- [WHAT THE EXERCISE ASKS] Will you write out all the entries below exactly?

[Extracted records]
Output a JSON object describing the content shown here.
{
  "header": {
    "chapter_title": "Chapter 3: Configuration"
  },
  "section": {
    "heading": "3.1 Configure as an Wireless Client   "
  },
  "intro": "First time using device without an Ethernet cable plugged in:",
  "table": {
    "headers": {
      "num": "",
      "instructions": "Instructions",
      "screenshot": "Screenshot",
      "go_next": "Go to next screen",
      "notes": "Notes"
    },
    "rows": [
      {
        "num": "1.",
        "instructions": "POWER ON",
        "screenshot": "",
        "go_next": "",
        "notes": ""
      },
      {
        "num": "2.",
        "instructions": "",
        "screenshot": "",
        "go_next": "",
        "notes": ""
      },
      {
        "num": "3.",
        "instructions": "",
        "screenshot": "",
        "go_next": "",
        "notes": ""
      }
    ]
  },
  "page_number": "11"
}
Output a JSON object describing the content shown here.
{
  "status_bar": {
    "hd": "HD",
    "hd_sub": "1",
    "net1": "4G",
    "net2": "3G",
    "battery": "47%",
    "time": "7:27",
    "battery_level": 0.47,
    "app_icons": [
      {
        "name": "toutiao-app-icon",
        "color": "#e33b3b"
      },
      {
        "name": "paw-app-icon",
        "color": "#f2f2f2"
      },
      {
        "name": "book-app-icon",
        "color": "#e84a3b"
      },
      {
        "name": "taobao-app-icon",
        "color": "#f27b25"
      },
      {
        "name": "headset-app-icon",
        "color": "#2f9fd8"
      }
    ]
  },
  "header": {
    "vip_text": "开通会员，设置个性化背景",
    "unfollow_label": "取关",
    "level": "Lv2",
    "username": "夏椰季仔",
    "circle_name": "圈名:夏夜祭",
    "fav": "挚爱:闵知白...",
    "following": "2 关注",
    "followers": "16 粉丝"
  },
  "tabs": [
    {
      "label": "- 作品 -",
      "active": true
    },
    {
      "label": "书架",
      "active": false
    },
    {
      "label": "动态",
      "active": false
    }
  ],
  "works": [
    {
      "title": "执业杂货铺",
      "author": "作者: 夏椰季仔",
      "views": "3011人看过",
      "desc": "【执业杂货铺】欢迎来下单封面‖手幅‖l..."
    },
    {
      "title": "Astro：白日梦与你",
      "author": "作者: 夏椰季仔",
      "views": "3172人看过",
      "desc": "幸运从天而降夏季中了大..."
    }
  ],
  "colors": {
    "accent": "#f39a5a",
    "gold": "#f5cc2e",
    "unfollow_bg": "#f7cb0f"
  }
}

- [ANSWER]
Output a JSON object describing the content shown here.
{
  "header": {
    "chapter_title": "Chapter 3: Configuration"
  },
  "section": {
    "heading": "3.1 Configure as an Wireless Client   "
  },
  "intro": "First time using device without an Ethernet cable plugged in:",
  "table": {
    "headers": {
      "num": "",
      "instructions": "Instructions",
      "screenshot": "Screenshot",
      "go_next": "Go to next screen",
      "notes": "Notes"
    },
    "rows": [
      {
        "num": "1.",
        "instructions": "POWER ON",
        "screenshot": "",
        "go_next": "",
        "notes": ""
      },
      {
        "num": "2.",
        "instructions": "",
        "screenshot": "",
        "go_next": "",
        "notes": ""
      },
      {
        "num": "3.",
        "instructions": "",
        "screenshot": "",
        "go_next": "",
        "notes": ""
      }
    ]
  },
  "page_number": "11"
}
Output a JSON object describing the content shown here.
{
  "status_bar": {
    "hd": "HD",
    "hd_sub": "1",
    "net1": "4G",
    "net2": "3G",
    "battery": "47%",
    "time": "7:27",
    "battery_level": 0.47,
    "app_icons": [
      {
        "name": "toutiao-app-icon",
        "color": "#e33b3b"
      },
      {
        "name": "paw-app-icon",
        "color": "#f2f2f2"
      },
      {
        "name": "book-app-icon",
        "color": "#e84a3b"
      },
      {
        "name": "taobao-app-icon",
        "color": "#f27b25"
      },
      {
        "name": "headset-app-icon",
        "color": "#2f9fd8"
      }
    ]
  },
  "header": {
    "vip_text": "开通会员，设置个性化背景",
    "unfollow_label": "取关",
    "level": "Lv2",
    "username": "夏椰季仔",
    "circle_name": "圈名:夏夜祭",
    "fav": "挚爱:闵知白...",
    "following": "2 关注",
    "followers": "16 粉丝"
  },
  "tabs": [
    {
      "label": "- 作品 -",
      "active": true
    },
    {
      "label": "书架",
      "active": false
    },
    {
      "label": "动态",
      "active": false
    }
  ],
  "works": [
    {
      "title": "执业杂货铺",
      "author": "作者: 夏椰季仔",
      "views": "3011人看过",
      "desc": "【执业杂货铺】欢迎来下单封面‖手幅‖l..."
    },
    {
      "title": "Astro：白日梦与你",
      "author": "作者: 夏椰季仔",
      "views": "3172人看过",
      "desc": "幸运从天而降夏季中了大..."
    }
  ],
  "colors": {
    "accent": "#f39a5a",
    "gold": "#f5cc2e",
    "unfollow_bg": "#f7cb0f"
  }
}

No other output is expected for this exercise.